>> start Dataset rows

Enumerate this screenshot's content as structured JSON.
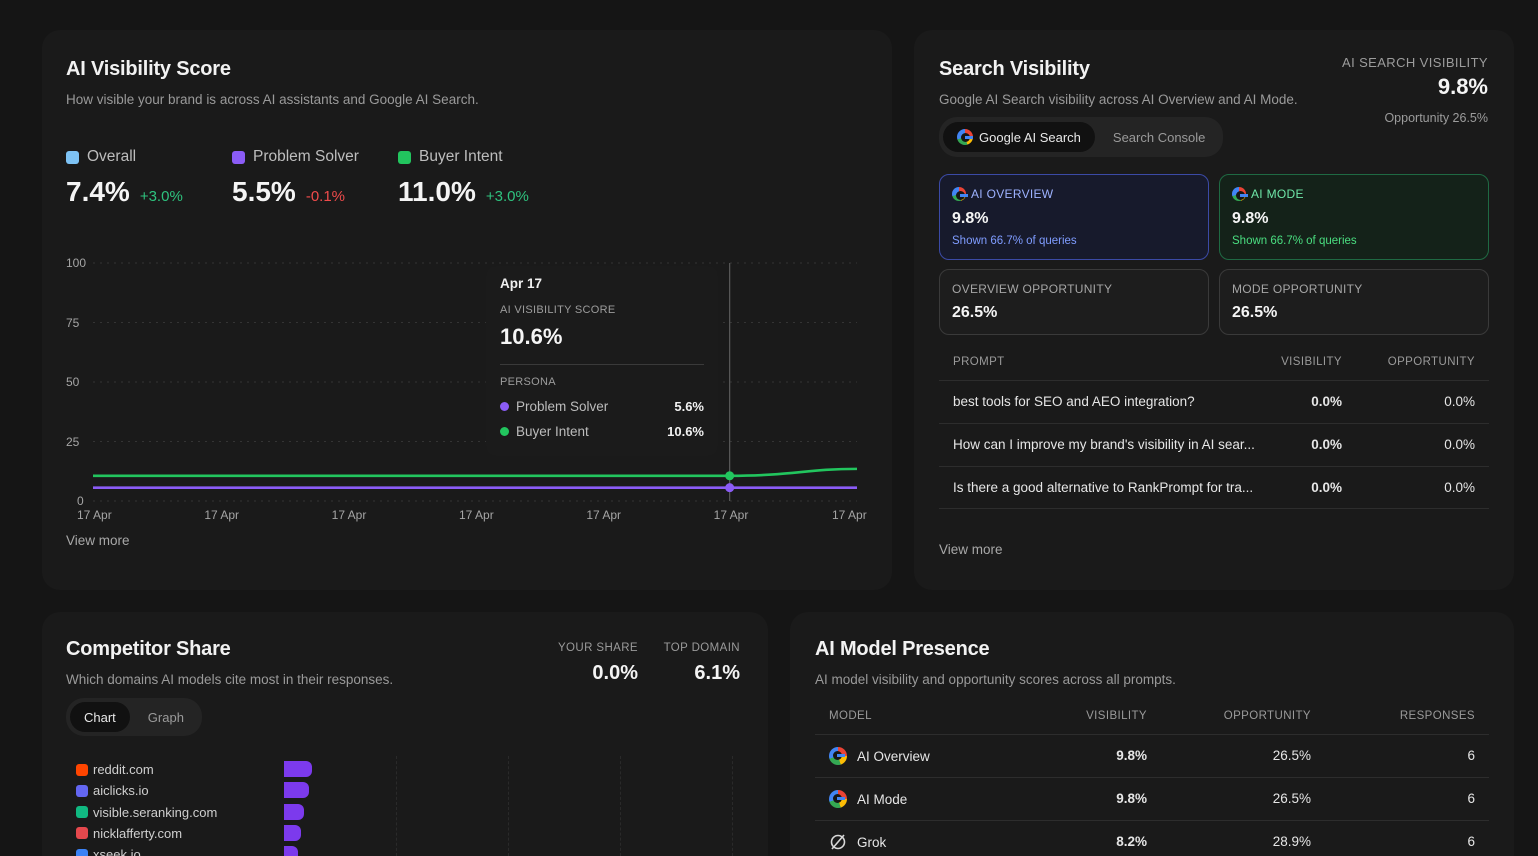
{
  "visibility": {
    "title": "AI Visibility Score",
    "subtitle": "How visible your brand is across AI assistants and Google AI Search.",
    "legend": [
      {
        "label": "Overall",
        "value": "7.4%",
        "delta": "+3.0%",
        "color": "#7ec3f5",
        "trend": "positive"
      },
      {
        "label": "Problem Solver",
        "value": "5.5%",
        "delta": "-0.1%",
        "color": "#8b5cf6",
        "trend": "negative"
      },
      {
        "label": "Buyer Intent",
        "value": "11.0%",
        "delta": "+3.0%",
        "color": "#22c55e",
        "trend": "positive"
      }
    ],
    "view_more": "View more",
    "tooltip": {
      "date": "Apr 17",
      "score_label": "AI VISIBILITY SCORE",
      "score": "10.6%",
      "persona_label": "PERSONA",
      "rows": [
        {
          "label": "Problem Solver",
          "value": "5.6%",
          "color": "#8b5cf6"
        },
        {
          "label": "Buyer Intent",
          "value": "10.6%",
          "color": "#22c55e"
        }
      ]
    }
  },
  "chart_data": {
    "type": "line",
    "title": "",
    "xlabel": "",
    "ylabel": "",
    "ylim": [
      0,
      100
    ],
    "yticks": [
      "100",
      "75",
      "50",
      "25",
      "0"
    ],
    "categories": [
      "17 Apr",
      "17 Apr",
      "17 Apr",
      "17 Apr",
      "17 Apr",
      "17 Apr",
      "17 Apr"
    ],
    "grid": true,
    "series": [
      {
        "name": "Buyer Intent",
        "color": "#22c55e",
        "values": [
          10.6,
          10.6,
          10.6,
          10.6,
          10.6,
          10.6,
          13.5
        ]
      },
      {
        "name": "Problem Solver",
        "color": "#8b5cf6",
        "values": [
          5.6,
          5.6,
          5.6,
          5.6,
          5.6,
          5.6,
          5.6
        ]
      }
    ],
    "highlight_index": 5
  },
  "search": {
    "title": "Search Visibility",
    "subtitle": "Google AI Search visibility across AI Overview and AI Mode.",
    "kpi_label": "AI SEARCH VISIBILITY",
    "kpi_value": "9.8%",
    "kpi_sub": "Opportunity 26.5%",
    "tabs": [
      {
        "label": "Google AI Search",
        "active": true
      },
      {
        "label": "Search Console",
        "active": false
      }
    ],
    "tiles": {
      "overview": {
        "label": "AI OVERVIEW",
        "value": "9.8%",
        "sub": "Shown 66.7% of queries"
      },
      "mode": {
        "label": "AI MODE",
        "value": "9.8%",
        "sub": "Shown 66.7% of queries"
      },
      "overview_opp": {
        "label": "OVERVIEW OPPORTUNITY",
        "value": "26.5%"
      },
      "mode_opp": {
        "label": "MODE OPPORTUNITY",
        "value": "26.5%"
      }
    },
    "table": {
      "headers": {
        "prompt": "PROMPT",
        "visibility": "VISIBILITY",
        "opportunity": "OPPORTUNITY"
      },
      "rows": [
        {
          "prompt": "best tools for SEO and AEO integration?",
          "visibility": "0.0%",
          "opportunity": "0.0%"
        },
        {
          "prompt": "How can I improve my brand's visibility in AI sear...",
          "visibility": "0.0%",
          "opportunity": "0.0%"
        },
        {
          "prompt": "Is there a good alternative to RankPrompt for tra...",
          "visibility": "0.0%",
          "opportunity": "0.0%"
        }
      ]
    },
    "view_more": "View more"
  },
  "competitor": {
    "title": "Competitor Share",
    "subtitle": "Which domains AI models cite most in their responses.",
    "your_share_label": "YOUR SHARE",
    "your_share": "0.0%",
    "top_domain_label": "TOP DOMAIN",
    "top_domain": "6.1%",
    "tabs": [
      {
        "label": "Chart",
        "active": true
      },
      {
        "label": "Graph",
        "active": false
      }
    ],
    "domains": [
      {
        "name": "reddit.com",
        "icon": "reddit-icon",
        "color": "#ff4500",
        "share": 6.1
      },
      {
        "name": "aiclicks.io",
        "icon": "aiclicks-icon",
        "color": "#6366f1",
        "share": 5.5
      },
      {
        "name": "visible.seranking.com",
        "icon": "seranking-icon",
        "color": "#10b981",
        "share": 4.3
      },
      {
        "name": "nicklafferty.com",
        "icon": "nicklafferty-icon",
        "color": "#e5484d",
        "share": 3.7
      },
      {
        "name": "xseek.io",
        "icon": "xseek-icon",
        "color": "#3b82f6",
        "share": 3.0
      }
    ]
  },
  "models": {
    "title": "AI Model Presence",
    "subtitle": "AI model visibility and opportunity scores across all prompts.",
    "headers": {
      "model": "MODEL",
      "visibility": "VISIBILITY",
      "opportunity": "OPPORTUNITY",
      "responses": "RESPONSES"
    },
    "rows": [
      {
        "model": "AI Overview",
        "icon": "google-icon",
        "visibility": "9.8%",
        "opportunity": "26.5%",
        "responses": "6"
      },
      {
        "model": "AI Mode",
        "icon": "google-icon",
        "visibility": "9.8%",
        "opportunity": "26.5%",
        "responses": "6"
      },
      {
        "model": "Grok",
        "icon": "grok-icon",
        "visibility": "8.2%",
        "opportunity": "28.9%",
        "responses": "6"
      }
    ]
  }
}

>> end Dataset rows

» **To be done**:
Search the entries for the word "icon", then gather every line that has it.

» **Answer to this problem**:
        "icon": "reddit-icon",
        "icon": "aiclicks-icon",
        "icon": "seranking-icon",
        "icon": "nicklafferty-icon",
        "icon": "xseek-icon",
        "icon": "google-icon",
        "icon": "google-icon",
        "icon": "grok-icon",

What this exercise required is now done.